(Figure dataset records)
>>>

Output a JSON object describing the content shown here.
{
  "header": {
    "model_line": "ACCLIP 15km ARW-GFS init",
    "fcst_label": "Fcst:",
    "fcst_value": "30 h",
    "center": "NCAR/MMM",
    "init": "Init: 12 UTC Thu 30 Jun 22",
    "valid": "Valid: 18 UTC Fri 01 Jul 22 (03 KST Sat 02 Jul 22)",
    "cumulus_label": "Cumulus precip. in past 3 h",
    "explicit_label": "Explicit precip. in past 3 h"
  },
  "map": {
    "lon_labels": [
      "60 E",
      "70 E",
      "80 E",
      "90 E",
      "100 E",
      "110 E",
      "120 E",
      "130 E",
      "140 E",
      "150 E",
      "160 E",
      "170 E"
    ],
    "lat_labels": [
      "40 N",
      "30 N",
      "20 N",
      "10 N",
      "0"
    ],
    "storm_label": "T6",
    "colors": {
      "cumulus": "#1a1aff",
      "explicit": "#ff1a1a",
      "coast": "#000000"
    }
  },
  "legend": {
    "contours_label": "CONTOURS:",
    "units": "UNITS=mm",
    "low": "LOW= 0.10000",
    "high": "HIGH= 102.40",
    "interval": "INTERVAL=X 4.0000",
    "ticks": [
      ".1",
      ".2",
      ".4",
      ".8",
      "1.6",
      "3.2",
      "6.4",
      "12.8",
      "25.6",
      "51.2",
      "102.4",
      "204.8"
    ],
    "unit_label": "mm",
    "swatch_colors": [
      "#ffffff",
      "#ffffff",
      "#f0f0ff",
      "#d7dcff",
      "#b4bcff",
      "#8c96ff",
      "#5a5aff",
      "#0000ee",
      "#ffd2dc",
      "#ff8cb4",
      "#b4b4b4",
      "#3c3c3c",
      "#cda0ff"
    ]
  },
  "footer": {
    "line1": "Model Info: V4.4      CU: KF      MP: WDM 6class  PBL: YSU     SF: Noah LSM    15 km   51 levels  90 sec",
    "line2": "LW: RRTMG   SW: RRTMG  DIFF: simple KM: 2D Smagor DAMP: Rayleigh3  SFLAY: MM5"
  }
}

<<<

== PROBLEM DESCRIPTION ==
Reproduce the listing above word for word.

== TASK RESULT ==
Output a JSON object describing the content shown here.
{
  "header": {
    "model_line": "ACCLIP 15km ARW-GFS init",
    "fcst_label": "Fcst:",
    "fcst_value": "30 h",
    "center": "NCAR/MMM",
    "init": "Init: 12 UTC Thu 30 Jun 22",
    "valid": "Valid: 18 UTC Fri 01 Jul 22 (03 KST Sat 02 Jul 22)",
    "cumulus_label": "Cumulus precip. in past 3 h",
    "explicit_label": "Explicit precip. in past 3 h"
  },
  "map": {
    "lon_labels": [
      "60 E",
      "70 E",
      "80 E",
      "90 E",
      "100 E",
      "110 E",
      "120 E",
      "130 E",
      "140 E",
      "150 E",
      "160 E",
      "170 E"
    ],
    "lat_labels": [
      "40 N",
      "30 N",
      "20 N",
      "10 N",
      "0"
    ],
    "storm_label": "T6",
    "colors": {
      "cumulus": "#1a1aff",
      "explicit": "#ff1a1a",
      "coast": "#000000"
    }
  },
  "legend": {
    "contours_label": "CONTOURS:",
    "units": "UNITS=mm",
    "low": "LOW= 0.10000",
    "high": "HIGH= 102.40",
    "interval": "INTERVAL=X 4.0000",
    "ticks": [
      ".1",
      ".2",
      ".4",
      ".8",
      "1.6",
      "3.2",
      "6.4",
      "12.8",
      "25.6",
      "51.2",
      "102.4",
      "204.8"
    ],
    "unit_label": "mm",
    "swatch_colors": [
      "#ffffff",
      "#ffffff",
      "#f0f0ff",
      "#d7dcff",
      "#b4bcff",
      "#8c96ff",
      "#5a5aff",
      "#0000ee",
      "#ffd2dc",
      "#ff8cb4",
      "#b4b4b4",
      "#3c3c3c",
      "#cda0ff"
    ]
  },
  "footer": {
    "line1": "Model Info: V4.4      CU: KF      MP: WDM 6class  PBL: YSU     SF: Noah LSM    15 km   51 levels  90 sec",
    "line2": "LW: RRTMG   SW: RRTMG  DIFF: simple KM: 2D Smagor DAMP: Rayleigh3  SFLAY: MM5"
  }
}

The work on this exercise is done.